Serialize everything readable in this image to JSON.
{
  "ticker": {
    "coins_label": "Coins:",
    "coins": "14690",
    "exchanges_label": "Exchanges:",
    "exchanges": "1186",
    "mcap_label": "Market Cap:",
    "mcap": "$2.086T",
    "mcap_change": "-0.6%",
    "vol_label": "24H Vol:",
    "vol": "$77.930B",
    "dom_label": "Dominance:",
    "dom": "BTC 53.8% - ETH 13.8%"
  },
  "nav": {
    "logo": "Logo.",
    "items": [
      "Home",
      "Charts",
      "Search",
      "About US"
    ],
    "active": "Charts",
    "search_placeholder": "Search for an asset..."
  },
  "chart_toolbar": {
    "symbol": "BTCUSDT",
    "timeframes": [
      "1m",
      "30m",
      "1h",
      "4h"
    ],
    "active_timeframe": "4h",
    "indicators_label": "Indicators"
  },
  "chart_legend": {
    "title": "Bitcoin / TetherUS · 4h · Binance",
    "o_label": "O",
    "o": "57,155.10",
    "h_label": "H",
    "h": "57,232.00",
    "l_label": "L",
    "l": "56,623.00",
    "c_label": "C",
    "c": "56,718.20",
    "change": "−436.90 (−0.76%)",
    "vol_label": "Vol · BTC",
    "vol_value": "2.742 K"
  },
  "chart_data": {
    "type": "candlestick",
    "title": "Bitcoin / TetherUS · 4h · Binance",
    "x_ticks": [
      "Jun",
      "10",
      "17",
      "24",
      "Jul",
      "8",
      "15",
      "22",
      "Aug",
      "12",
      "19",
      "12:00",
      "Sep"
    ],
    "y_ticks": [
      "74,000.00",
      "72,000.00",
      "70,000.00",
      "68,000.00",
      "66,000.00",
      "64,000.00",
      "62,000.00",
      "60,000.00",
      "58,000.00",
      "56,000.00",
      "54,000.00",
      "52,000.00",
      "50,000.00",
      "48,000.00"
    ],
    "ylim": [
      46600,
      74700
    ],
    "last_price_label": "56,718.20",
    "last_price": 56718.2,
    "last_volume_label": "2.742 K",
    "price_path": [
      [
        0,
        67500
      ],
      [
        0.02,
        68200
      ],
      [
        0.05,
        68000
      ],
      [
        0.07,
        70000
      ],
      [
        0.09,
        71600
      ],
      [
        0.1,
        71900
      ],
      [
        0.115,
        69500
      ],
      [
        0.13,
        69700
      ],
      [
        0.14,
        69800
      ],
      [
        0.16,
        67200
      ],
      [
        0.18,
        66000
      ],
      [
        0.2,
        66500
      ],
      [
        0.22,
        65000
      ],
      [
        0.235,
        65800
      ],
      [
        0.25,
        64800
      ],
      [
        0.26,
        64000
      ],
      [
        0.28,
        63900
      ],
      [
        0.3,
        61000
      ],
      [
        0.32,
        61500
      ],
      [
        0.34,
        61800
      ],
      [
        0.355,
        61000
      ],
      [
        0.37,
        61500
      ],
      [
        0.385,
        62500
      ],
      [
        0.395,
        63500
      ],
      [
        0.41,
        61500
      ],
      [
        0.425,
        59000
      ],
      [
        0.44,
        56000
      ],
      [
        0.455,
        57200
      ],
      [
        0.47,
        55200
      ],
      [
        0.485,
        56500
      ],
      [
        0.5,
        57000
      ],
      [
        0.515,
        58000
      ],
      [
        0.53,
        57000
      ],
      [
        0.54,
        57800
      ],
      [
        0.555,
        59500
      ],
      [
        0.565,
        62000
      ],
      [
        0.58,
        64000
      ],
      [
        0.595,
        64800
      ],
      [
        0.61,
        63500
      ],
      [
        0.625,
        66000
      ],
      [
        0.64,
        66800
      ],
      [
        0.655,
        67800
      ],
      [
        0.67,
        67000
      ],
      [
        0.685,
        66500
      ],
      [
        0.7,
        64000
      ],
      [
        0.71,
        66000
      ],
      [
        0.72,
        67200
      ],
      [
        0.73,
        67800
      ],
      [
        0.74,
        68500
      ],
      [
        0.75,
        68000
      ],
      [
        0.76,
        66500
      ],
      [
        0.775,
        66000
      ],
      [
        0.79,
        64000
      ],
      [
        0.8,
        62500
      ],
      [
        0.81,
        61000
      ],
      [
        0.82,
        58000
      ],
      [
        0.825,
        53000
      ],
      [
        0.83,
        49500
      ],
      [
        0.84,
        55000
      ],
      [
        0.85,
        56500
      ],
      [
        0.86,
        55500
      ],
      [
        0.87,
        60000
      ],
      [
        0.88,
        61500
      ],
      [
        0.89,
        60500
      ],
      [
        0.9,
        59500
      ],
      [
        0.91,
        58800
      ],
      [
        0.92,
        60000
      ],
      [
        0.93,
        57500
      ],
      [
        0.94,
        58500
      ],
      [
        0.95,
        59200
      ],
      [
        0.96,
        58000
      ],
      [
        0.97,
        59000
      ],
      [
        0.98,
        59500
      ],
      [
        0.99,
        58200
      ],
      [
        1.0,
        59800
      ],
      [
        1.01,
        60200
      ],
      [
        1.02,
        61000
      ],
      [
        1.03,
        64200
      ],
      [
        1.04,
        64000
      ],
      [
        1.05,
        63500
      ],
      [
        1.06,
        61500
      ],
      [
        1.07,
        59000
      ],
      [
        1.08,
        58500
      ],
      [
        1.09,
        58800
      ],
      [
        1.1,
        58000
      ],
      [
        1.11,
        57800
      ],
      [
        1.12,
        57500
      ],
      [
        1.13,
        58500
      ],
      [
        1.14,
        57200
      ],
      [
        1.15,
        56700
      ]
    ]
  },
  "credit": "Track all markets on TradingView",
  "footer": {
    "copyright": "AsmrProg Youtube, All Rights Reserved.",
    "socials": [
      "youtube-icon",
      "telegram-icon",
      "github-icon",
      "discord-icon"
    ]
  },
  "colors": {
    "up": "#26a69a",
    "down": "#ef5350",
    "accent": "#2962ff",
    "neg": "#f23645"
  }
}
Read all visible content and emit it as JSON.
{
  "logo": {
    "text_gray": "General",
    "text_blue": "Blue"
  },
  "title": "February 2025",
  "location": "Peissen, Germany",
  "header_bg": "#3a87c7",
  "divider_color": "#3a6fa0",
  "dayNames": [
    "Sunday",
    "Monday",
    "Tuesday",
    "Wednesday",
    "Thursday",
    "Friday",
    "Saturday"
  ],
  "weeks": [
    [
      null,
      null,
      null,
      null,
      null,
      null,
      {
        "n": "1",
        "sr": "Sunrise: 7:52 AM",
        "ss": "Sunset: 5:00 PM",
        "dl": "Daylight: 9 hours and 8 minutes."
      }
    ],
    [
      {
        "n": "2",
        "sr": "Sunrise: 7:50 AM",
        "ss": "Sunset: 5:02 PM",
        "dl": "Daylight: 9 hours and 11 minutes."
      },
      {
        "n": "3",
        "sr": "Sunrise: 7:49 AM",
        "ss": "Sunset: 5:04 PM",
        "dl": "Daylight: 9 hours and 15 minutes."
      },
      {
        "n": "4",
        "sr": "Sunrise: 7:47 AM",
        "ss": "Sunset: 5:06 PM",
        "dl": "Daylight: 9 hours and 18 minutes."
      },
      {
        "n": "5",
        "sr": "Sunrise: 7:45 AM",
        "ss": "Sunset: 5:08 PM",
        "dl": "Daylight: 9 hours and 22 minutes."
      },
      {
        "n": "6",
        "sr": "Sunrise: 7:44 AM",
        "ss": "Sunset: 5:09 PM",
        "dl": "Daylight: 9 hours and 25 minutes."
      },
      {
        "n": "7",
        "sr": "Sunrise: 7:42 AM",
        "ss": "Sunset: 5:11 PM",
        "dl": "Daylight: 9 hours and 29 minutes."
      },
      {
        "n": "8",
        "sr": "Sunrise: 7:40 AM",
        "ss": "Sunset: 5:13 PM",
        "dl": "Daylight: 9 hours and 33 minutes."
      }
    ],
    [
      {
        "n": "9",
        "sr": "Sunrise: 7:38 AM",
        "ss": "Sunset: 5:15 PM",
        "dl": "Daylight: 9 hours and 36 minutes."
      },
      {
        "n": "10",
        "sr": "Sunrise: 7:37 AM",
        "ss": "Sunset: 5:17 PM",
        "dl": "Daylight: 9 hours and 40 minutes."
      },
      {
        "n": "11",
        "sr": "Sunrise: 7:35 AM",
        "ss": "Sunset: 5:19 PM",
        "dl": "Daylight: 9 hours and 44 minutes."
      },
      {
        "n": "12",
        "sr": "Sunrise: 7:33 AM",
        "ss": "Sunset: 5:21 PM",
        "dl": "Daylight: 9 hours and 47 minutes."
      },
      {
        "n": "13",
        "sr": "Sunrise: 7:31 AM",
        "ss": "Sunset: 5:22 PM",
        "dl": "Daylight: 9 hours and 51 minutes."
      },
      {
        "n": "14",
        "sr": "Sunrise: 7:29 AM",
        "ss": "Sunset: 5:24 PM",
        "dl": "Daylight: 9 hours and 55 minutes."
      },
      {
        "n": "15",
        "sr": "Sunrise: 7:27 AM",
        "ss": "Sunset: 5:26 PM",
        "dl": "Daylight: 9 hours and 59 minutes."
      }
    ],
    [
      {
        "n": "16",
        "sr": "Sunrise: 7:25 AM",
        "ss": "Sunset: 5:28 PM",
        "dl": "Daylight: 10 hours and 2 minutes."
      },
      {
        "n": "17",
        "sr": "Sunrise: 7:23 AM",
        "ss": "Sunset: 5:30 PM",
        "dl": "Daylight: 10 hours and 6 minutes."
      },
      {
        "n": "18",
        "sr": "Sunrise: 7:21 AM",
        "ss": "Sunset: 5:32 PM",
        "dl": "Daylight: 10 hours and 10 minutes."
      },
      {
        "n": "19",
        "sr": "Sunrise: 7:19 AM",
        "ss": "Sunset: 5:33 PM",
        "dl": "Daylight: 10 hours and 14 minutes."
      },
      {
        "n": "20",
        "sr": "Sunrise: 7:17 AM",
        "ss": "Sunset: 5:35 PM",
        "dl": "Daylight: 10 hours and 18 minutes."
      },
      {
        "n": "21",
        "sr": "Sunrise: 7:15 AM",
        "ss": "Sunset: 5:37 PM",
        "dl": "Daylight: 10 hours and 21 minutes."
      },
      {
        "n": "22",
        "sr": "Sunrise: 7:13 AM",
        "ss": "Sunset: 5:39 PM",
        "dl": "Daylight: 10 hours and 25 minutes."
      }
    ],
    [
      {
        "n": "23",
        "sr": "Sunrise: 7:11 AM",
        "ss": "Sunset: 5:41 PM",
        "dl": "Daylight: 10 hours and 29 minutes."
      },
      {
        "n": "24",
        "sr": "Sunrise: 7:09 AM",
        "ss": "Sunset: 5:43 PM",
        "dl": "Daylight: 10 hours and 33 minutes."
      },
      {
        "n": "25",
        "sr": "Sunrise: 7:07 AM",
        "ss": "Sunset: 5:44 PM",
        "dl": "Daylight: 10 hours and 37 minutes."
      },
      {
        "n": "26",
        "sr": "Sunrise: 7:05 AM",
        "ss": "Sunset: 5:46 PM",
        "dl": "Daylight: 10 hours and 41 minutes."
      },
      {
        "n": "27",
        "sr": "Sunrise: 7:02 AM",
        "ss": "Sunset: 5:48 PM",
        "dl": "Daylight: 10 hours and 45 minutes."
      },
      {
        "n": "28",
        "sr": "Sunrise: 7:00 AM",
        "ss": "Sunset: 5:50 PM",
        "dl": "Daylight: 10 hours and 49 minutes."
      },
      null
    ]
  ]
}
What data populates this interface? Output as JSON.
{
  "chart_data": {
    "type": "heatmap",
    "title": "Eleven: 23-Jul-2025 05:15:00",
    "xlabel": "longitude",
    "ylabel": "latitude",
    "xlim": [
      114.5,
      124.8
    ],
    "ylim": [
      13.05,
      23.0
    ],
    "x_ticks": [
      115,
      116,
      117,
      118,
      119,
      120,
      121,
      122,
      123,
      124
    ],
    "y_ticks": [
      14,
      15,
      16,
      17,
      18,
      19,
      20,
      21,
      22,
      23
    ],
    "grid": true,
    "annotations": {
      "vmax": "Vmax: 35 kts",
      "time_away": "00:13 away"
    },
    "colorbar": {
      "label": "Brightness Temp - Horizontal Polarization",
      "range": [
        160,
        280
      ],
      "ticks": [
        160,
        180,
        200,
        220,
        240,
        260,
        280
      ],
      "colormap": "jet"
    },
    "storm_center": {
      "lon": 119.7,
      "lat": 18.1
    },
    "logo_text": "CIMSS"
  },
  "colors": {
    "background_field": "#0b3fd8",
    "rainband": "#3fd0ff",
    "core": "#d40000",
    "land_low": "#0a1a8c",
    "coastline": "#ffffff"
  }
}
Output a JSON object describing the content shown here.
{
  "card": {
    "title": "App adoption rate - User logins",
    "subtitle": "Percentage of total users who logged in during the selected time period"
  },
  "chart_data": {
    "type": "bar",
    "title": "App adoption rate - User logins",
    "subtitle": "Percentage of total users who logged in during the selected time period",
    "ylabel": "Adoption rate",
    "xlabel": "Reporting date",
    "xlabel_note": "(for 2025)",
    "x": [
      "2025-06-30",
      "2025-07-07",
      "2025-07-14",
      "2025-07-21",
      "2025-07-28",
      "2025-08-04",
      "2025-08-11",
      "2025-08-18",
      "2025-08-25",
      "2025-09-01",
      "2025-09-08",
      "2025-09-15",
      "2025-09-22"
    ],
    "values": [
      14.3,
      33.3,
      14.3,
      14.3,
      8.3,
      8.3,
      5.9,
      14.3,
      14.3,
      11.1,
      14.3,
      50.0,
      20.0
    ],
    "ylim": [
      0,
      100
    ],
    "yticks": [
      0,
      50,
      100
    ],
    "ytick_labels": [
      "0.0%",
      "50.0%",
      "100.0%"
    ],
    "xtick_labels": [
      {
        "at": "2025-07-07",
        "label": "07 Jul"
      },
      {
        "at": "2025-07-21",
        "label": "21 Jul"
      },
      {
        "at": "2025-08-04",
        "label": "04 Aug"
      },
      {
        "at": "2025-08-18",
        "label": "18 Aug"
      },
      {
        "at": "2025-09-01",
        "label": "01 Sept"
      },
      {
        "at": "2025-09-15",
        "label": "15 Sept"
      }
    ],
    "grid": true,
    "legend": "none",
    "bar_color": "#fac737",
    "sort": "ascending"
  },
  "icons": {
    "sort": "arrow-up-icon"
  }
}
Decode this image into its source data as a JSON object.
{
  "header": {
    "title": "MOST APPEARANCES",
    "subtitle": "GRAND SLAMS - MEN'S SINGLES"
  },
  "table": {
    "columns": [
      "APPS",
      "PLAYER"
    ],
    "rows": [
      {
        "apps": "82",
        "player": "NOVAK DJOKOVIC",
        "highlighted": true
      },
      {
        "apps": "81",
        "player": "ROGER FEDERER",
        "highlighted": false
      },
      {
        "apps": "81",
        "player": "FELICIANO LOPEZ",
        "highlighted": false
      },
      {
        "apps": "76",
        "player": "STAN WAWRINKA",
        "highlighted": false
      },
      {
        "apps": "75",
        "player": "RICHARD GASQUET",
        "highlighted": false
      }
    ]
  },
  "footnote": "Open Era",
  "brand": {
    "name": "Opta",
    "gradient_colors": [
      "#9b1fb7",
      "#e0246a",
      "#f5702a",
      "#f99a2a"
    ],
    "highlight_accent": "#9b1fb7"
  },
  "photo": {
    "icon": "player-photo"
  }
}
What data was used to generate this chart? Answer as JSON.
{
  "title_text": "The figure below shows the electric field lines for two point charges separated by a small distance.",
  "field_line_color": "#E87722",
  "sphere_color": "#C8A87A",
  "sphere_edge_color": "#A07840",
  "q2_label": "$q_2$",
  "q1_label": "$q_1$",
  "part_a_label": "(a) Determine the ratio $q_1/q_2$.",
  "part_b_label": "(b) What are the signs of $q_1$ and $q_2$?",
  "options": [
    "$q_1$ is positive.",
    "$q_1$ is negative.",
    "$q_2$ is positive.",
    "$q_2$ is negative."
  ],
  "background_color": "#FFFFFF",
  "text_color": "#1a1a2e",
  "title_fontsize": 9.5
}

- Your instructions: Locate each line with the word "type" and copy it.

- Result below:
    "type": "candlestick",
    "type": "heatmap",
    "type": "bar",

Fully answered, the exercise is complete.